TASK BRIEF —
List all the lines in these records that hold "ASUS".

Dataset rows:
>>
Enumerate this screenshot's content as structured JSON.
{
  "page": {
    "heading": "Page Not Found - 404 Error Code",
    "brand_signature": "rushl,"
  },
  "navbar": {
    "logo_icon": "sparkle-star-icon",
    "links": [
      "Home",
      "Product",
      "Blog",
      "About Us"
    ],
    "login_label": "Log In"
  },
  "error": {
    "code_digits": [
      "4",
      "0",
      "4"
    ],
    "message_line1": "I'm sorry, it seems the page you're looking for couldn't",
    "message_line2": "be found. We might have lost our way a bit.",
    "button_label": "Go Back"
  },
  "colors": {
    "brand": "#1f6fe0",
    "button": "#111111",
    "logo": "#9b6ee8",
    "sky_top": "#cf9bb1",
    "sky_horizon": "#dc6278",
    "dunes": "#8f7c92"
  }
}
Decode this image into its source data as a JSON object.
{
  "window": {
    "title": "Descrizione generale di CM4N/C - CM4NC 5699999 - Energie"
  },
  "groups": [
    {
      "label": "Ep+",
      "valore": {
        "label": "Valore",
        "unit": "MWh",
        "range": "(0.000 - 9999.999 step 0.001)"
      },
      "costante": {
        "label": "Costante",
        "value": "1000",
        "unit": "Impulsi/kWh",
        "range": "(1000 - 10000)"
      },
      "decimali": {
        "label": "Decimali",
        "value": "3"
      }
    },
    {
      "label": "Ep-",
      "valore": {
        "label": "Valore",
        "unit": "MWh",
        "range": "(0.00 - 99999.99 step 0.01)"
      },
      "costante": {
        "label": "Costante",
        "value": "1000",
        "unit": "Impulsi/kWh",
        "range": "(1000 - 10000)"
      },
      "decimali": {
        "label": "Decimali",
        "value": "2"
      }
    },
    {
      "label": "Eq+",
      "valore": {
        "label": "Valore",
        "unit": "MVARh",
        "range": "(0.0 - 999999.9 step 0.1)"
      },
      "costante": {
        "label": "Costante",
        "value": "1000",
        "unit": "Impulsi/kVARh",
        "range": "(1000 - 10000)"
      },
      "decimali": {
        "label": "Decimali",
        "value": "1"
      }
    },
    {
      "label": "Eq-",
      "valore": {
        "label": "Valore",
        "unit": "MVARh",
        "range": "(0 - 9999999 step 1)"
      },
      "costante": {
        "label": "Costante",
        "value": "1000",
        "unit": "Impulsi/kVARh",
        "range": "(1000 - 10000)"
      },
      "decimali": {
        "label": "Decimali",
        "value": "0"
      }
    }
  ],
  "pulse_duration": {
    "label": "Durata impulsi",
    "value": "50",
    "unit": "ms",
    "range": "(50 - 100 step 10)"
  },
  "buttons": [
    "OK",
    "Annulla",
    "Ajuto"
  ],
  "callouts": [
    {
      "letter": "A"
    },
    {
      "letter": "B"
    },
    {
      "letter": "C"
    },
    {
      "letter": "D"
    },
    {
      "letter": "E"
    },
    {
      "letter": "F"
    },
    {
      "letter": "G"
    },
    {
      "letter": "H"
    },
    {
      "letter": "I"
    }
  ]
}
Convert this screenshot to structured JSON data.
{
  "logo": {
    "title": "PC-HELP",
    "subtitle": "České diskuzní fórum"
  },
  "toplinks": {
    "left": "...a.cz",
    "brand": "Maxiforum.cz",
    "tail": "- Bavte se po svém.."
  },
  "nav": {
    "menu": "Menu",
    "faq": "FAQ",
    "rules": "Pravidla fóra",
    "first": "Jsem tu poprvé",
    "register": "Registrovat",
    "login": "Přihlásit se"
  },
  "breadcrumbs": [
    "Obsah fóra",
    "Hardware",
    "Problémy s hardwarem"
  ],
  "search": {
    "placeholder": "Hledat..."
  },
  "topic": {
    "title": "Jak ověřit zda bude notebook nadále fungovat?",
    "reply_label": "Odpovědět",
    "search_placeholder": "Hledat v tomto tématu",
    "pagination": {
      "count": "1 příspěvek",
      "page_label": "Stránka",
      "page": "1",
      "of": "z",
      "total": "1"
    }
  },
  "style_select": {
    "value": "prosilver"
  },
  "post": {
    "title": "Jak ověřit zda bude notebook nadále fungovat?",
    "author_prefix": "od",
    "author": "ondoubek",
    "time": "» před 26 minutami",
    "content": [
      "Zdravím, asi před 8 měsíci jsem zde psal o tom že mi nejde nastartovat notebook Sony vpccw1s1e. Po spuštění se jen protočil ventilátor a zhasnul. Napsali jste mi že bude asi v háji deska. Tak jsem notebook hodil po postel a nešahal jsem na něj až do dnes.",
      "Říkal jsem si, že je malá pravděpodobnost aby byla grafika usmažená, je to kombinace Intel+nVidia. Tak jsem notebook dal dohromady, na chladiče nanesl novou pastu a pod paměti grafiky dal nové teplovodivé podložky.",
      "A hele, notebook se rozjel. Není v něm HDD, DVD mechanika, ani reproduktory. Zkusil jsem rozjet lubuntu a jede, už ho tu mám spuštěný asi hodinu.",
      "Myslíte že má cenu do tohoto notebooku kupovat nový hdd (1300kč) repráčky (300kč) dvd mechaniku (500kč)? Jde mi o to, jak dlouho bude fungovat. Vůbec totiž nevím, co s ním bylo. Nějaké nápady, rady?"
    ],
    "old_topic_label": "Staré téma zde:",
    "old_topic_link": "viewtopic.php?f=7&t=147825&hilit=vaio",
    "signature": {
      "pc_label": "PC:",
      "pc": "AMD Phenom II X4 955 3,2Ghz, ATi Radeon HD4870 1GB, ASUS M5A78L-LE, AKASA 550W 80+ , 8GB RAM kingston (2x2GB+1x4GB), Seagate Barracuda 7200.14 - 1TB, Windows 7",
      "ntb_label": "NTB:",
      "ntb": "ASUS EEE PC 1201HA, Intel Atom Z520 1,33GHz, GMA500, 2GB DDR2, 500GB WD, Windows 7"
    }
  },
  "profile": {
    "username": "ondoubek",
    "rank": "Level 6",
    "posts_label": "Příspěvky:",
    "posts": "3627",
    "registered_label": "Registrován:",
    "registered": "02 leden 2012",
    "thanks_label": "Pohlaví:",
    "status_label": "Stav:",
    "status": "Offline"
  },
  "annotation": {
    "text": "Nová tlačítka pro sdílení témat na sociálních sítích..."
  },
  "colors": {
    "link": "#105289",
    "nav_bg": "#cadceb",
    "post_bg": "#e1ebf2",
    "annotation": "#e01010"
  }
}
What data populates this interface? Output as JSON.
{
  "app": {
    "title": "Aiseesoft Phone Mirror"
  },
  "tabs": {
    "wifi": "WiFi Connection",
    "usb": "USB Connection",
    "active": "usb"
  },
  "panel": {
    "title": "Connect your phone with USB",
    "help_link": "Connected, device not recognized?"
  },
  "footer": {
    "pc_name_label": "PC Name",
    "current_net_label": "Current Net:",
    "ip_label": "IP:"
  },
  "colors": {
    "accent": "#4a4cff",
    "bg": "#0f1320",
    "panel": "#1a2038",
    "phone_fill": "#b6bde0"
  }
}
<<
TASK SOLUTION —
      "pc": "AMD Phenom II X4 955 3,2Ghz, ATi Radeon HD4870 1GB, ASUS M5A78L-LE, AKASA 550W 80+ , 8GB RAM kingston (2x2GB+1x4GB), Seagate Barracuda 7200.14 - 1TB, Windows 7",
      "ntb": "ASUS EEE PC 1201HA, Intel Atom Z520 1,33GHz, GMA500, 2GB DDR2, 500GB WD, Windows 7"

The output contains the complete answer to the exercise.